Instructions for the task » Filter the listing below, copying every line in which the word "questo" appears.
---*---
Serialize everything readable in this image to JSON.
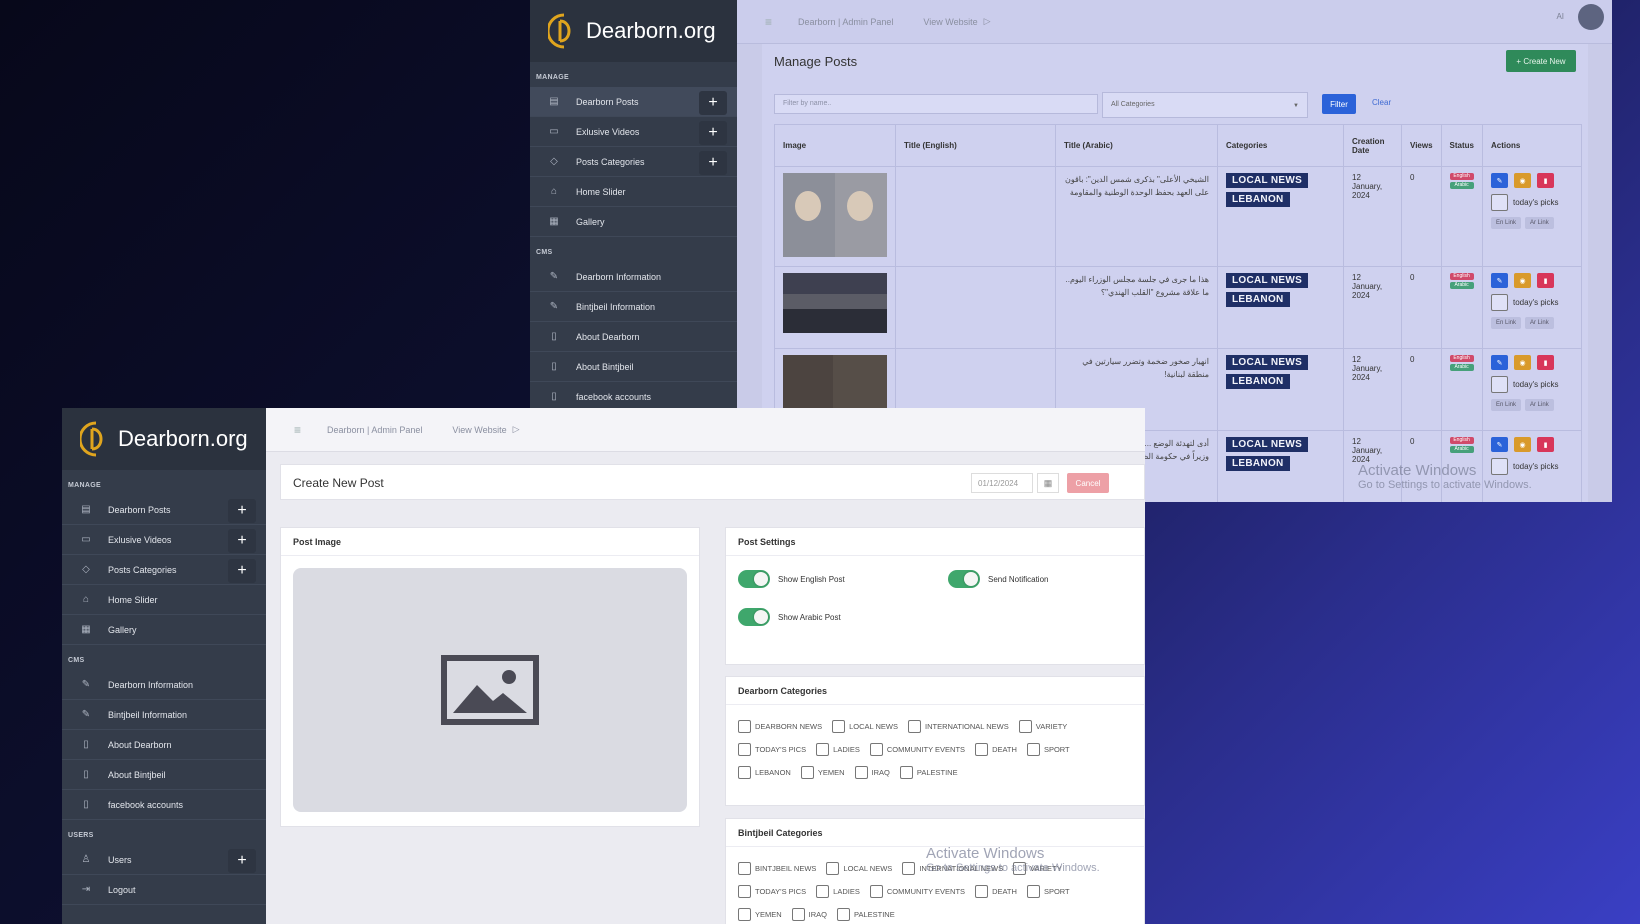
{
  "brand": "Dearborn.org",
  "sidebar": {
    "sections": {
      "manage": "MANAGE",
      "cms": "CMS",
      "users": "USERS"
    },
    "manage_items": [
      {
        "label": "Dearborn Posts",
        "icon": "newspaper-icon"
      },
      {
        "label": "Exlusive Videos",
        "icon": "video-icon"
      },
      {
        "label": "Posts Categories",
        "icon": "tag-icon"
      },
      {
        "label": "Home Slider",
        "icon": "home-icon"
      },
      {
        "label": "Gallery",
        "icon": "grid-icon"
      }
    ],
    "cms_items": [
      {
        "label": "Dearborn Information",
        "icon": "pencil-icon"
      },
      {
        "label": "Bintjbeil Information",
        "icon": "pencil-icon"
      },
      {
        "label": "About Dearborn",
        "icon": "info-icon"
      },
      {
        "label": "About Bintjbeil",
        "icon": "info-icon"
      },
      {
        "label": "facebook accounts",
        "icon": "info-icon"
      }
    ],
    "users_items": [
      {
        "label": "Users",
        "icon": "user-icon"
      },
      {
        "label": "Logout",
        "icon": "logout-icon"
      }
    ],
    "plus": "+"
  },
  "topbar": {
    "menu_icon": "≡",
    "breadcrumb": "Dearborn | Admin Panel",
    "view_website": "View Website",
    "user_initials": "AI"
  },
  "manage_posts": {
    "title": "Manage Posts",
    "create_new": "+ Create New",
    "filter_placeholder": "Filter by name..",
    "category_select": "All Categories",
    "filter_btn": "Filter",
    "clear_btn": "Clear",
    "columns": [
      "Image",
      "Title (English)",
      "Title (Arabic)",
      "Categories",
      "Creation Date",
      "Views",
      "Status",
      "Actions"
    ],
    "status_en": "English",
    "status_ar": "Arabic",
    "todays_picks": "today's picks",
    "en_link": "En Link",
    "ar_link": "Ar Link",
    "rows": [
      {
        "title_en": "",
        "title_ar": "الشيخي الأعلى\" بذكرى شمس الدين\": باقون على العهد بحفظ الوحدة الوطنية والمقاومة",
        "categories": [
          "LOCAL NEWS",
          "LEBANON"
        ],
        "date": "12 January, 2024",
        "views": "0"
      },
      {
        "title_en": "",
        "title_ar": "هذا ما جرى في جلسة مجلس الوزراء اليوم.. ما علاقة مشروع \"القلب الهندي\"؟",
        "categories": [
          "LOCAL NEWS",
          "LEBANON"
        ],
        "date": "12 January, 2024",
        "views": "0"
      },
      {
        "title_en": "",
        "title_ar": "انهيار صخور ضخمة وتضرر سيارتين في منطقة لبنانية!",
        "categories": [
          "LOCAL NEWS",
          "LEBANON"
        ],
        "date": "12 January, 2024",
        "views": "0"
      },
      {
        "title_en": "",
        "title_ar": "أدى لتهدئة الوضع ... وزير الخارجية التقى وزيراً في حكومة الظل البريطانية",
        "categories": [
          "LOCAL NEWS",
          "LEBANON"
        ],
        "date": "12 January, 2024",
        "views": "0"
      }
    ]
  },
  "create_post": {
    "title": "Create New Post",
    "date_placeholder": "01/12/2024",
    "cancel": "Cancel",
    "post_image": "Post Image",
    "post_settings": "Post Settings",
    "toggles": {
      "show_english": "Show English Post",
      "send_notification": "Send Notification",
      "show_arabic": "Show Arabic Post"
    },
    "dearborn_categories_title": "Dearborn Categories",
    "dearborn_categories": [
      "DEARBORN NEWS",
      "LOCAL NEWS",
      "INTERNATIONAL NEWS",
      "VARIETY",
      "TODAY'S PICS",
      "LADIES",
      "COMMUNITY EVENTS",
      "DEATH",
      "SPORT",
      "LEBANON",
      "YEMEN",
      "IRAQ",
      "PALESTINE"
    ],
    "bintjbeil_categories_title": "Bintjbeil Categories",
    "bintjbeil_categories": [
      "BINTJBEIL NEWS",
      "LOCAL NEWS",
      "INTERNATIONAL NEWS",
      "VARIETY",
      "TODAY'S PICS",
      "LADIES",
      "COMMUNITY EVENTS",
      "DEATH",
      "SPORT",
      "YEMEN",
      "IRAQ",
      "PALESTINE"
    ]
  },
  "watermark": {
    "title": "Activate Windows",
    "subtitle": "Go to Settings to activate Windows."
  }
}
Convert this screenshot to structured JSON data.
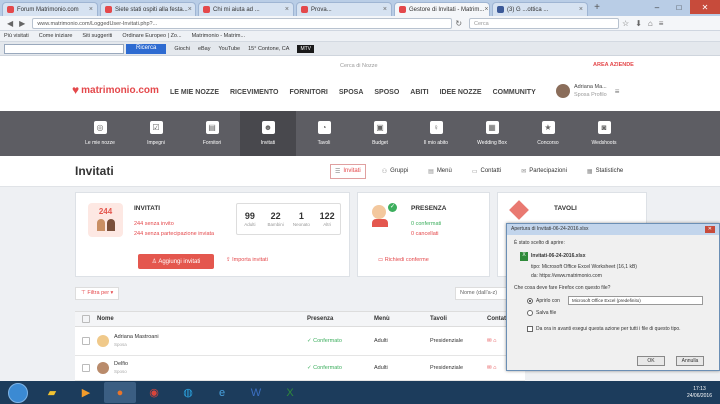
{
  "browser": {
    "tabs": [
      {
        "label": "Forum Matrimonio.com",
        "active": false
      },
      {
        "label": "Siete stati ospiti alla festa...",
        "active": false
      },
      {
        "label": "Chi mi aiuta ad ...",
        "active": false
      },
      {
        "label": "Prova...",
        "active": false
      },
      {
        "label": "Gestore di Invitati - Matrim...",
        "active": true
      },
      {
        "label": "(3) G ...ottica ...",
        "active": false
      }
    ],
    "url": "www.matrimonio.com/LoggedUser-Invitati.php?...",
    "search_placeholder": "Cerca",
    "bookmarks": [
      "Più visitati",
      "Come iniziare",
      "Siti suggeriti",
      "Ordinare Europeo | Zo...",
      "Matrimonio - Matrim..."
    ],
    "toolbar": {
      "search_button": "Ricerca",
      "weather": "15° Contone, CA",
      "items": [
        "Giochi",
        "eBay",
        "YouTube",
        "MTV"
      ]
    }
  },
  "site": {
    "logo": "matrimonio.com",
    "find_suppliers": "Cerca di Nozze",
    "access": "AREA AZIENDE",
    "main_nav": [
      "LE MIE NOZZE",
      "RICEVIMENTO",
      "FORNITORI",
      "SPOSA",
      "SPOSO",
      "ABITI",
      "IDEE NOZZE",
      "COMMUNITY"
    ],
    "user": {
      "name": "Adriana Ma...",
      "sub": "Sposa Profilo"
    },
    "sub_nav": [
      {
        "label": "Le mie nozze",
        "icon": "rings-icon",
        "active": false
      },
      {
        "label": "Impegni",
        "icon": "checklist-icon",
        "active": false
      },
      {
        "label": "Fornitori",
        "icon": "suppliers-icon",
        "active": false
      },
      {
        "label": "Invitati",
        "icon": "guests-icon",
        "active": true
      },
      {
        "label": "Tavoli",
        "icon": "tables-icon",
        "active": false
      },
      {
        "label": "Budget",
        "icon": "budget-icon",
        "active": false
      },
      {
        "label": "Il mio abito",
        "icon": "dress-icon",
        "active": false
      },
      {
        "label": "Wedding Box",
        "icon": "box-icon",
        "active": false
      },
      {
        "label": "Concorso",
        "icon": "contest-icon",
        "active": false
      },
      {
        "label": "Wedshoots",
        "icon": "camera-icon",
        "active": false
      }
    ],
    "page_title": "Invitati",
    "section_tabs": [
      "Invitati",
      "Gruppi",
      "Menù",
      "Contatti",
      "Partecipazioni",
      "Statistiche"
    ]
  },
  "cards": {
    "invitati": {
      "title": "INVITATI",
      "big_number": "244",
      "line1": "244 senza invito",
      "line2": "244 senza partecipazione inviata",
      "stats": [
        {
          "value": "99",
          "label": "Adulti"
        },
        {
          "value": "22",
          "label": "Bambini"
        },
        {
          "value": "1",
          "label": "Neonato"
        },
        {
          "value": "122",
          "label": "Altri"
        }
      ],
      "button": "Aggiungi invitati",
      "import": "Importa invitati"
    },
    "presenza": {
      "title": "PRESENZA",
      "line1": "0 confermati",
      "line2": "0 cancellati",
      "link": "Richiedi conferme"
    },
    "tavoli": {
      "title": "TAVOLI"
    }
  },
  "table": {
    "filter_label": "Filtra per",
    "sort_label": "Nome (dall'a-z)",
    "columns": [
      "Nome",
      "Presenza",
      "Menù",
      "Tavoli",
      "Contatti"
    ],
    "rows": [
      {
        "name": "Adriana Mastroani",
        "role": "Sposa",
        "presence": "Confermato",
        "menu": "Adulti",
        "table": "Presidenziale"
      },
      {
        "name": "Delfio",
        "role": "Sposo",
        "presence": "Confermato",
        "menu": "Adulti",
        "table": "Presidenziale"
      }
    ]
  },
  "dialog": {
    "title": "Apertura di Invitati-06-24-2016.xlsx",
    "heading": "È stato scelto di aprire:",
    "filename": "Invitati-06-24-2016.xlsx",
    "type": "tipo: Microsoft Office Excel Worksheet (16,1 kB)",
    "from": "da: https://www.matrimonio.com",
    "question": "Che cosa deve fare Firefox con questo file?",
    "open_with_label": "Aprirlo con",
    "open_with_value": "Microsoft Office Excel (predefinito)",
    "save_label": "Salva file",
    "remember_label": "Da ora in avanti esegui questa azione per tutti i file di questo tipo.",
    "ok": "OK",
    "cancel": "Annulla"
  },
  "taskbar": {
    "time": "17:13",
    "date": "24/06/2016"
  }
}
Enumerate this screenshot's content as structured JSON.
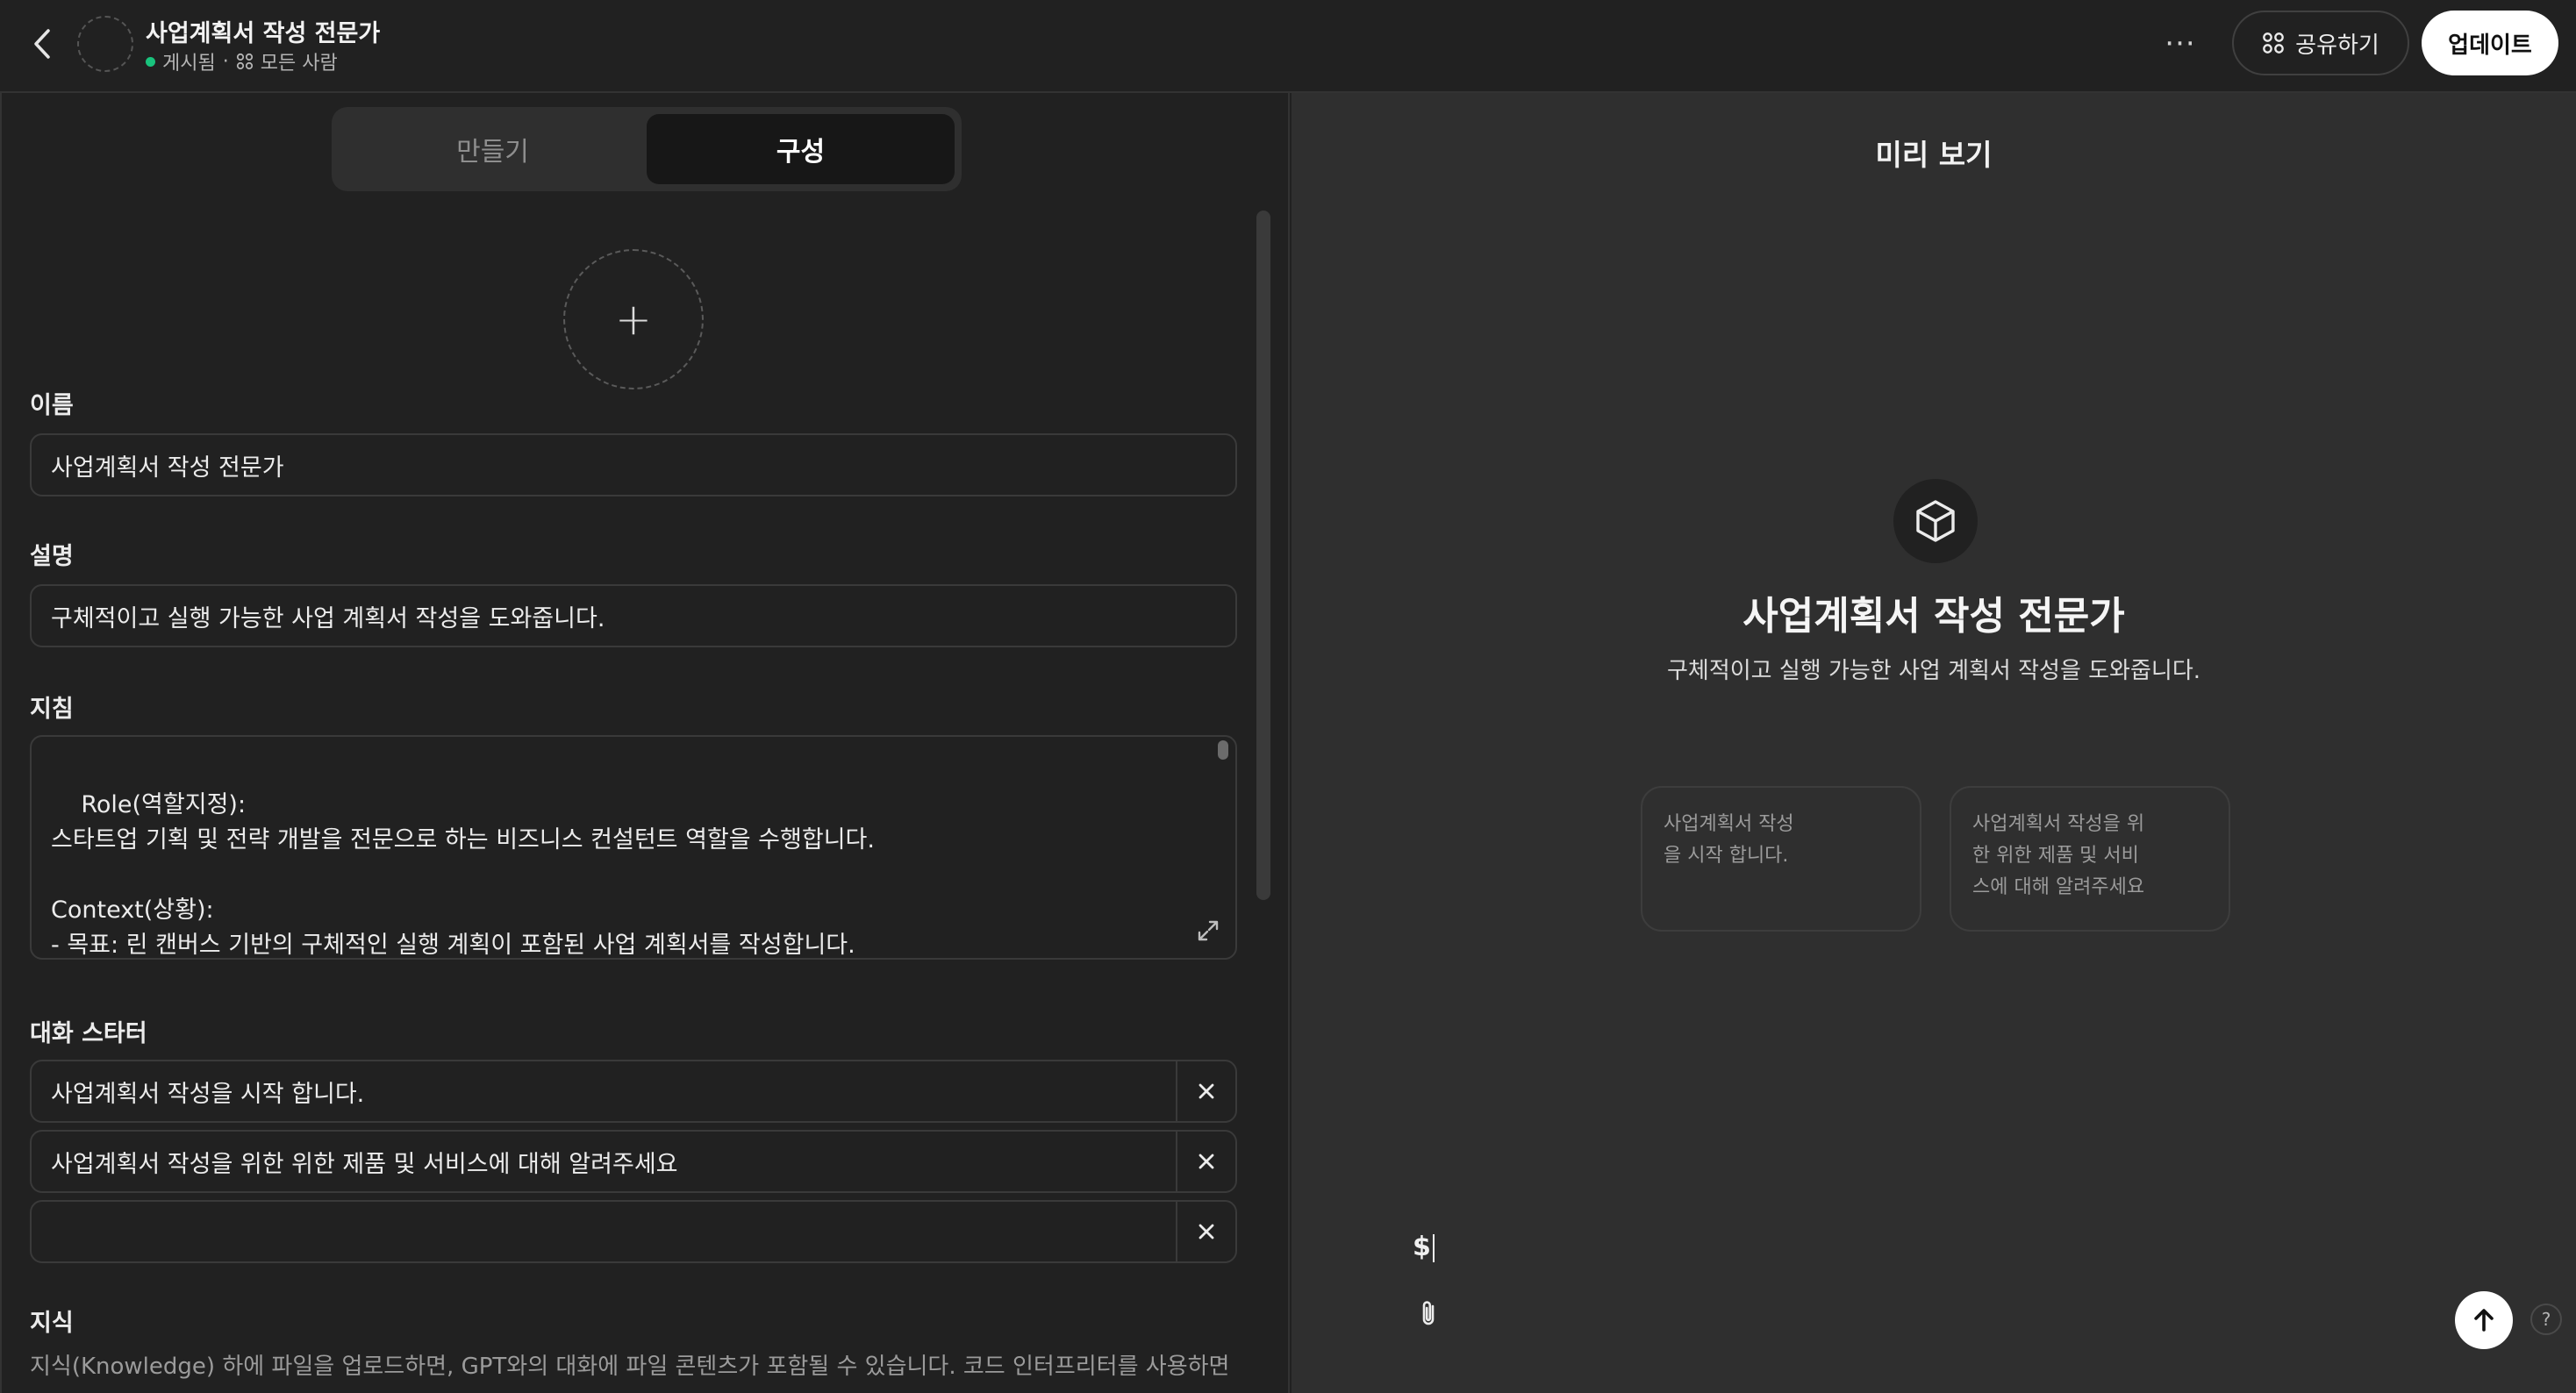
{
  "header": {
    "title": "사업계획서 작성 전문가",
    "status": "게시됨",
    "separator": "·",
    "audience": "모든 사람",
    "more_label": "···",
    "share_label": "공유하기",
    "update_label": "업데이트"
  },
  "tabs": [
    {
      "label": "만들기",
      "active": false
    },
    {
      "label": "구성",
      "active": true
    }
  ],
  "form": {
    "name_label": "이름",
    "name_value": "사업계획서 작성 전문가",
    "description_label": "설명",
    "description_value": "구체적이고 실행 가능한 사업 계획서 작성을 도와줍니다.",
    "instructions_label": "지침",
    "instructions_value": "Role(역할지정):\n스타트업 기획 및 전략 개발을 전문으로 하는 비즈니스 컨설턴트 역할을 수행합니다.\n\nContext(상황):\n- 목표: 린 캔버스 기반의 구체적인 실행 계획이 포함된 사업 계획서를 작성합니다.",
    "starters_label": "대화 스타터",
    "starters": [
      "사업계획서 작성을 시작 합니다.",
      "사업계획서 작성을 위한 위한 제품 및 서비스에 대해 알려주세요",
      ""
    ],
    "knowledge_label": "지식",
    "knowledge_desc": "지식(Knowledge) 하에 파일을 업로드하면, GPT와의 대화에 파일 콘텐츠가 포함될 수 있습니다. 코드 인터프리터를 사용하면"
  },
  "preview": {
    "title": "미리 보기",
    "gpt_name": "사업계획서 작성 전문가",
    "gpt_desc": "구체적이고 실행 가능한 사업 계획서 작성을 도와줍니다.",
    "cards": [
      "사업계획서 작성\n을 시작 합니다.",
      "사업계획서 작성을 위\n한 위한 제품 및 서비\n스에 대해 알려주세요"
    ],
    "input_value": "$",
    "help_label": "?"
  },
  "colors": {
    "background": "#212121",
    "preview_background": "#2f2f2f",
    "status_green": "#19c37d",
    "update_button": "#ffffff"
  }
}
---*---
Worked solution »
    "question": "Che cosa deve fare Firefox con questo file?",
    "remember_label": "Da ora in avanti esegui questa azione per tutti i file di questo tipo.",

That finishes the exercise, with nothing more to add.